**Rows:**
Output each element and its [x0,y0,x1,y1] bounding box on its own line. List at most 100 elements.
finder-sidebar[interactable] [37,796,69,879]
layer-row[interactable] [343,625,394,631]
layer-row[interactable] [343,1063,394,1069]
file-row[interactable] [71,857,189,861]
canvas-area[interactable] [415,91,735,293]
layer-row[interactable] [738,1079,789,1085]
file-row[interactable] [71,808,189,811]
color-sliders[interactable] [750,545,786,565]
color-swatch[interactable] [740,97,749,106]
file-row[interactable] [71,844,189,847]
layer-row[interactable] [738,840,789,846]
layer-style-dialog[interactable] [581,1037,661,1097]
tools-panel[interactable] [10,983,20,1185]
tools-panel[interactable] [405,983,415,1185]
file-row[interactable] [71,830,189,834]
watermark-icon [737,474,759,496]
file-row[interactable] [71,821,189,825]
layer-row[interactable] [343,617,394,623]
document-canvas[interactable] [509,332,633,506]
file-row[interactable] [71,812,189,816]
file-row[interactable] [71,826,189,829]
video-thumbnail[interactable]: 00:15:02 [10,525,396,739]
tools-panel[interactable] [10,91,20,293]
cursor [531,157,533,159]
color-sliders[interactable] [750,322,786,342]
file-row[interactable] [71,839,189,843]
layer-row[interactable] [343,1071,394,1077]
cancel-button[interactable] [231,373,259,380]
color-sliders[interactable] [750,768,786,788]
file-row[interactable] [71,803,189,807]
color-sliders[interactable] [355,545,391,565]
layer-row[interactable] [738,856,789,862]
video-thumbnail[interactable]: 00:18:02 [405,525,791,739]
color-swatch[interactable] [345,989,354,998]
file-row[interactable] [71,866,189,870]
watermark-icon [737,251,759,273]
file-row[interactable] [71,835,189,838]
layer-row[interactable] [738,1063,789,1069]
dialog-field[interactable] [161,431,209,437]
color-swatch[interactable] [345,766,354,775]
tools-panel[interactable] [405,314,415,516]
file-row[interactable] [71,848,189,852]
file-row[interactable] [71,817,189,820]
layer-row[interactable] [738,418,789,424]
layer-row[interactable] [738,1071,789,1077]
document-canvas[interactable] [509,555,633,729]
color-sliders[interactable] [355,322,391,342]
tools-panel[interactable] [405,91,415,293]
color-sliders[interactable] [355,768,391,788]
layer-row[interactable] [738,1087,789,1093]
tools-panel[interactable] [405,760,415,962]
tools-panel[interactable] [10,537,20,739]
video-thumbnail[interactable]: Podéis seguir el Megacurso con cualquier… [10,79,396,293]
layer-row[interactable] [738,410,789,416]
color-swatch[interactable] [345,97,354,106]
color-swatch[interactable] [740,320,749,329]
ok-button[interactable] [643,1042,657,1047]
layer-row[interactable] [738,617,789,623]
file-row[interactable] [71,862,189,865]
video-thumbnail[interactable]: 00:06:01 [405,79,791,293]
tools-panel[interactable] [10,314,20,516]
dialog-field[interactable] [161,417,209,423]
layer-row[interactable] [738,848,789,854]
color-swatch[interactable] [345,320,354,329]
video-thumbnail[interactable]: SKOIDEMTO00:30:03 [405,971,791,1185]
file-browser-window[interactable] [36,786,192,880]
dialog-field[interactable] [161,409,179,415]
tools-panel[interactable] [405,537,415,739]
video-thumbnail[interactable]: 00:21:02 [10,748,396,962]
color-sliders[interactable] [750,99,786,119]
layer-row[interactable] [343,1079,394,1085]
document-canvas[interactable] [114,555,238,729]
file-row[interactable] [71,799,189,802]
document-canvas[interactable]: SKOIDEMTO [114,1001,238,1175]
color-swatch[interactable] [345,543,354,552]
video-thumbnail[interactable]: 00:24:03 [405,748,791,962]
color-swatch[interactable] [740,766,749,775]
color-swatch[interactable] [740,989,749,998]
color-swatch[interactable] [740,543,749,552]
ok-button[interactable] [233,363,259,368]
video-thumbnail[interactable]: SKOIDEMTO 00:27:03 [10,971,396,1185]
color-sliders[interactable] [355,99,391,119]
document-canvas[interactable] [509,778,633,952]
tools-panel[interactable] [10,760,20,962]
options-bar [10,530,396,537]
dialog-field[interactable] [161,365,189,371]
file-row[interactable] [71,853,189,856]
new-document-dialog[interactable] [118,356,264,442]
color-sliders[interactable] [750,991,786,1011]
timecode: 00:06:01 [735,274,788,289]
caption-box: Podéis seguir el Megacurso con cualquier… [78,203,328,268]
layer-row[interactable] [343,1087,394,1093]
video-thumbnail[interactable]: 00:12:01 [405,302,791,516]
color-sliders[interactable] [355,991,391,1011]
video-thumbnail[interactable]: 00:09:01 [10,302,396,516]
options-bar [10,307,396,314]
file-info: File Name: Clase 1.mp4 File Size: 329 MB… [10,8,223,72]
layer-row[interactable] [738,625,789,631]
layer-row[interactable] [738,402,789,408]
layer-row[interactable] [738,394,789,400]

**What is needed:**
Extract everything from the first line of the data down to the line that contains "watermark-icon [737,251,759,273]", including both of those lines, and reproduce each one character for character.

**Final result:**
Output each element and its [x0,y0,x1,y1] bounding box on its own line. List at most 100 elements.
finder-sidebar[interactable] [37,796,69,879]
layer-row[interactable] [343,625,394,631]
layer-row[interactable] [343,1063,394,1069]
file-row[interactable] [71,857,189,861]
canvas-area[interactable] [415,91,735,293]
layer-row[interactable] [738,1079,789,1085]
file-row[interactable] [71,808,189,811]
color-sliders[interactable] [750,545,786,565]
color-swatch[interactable] [740,97,749,106]
file-row[interactable] [71,844,189,847]
layer-row[interactable] [738,840,789,846]
layer-style-dialog[interactable] [581,1037,661,1097]
tools-panel[interactable] [10,983,20,1185]
tools-panel[interactable] [405,983,415,1185]
file-row[interactable] [71,830,189,834]
watermark-icon [737,474,759,496]
file-row[interactable] [71,821,189,825]
layer-row[interactable] [343,617,394,623]
document-canvas[interactable] [509,332,633,506]
file-row[interactable] [71,812,189,816]
file-row[interactable] [71,826,189,829]
video-thumbnail[interactable]: 00:15:02 [10,525,396,739]
tools-panel[interactable] [10,91,20,293]
cursor [531,157,533,159]
color-sliders[interactable] [750,322,786,342]
file-row[interactable] [71,839,189,843]
layer-row[interactable] [343,1071,394,1077]
cancel-button[interactable] [231,373,259,380]
color-sliders[interactable] [750,768,786,788]
file-row[interactable] [71,803,189,807]
color-sliders[interactable] [355,545,391,565]
layer-row[interactable] [738,856,789,862]
video-thumbnail[interactable]: 00:18:02 [405,525,791,739]
color-swatch[interactable] [345,989,354,998]
file-row[interactable] [71,866,189,870]
watermark-icon [737,251,759,273]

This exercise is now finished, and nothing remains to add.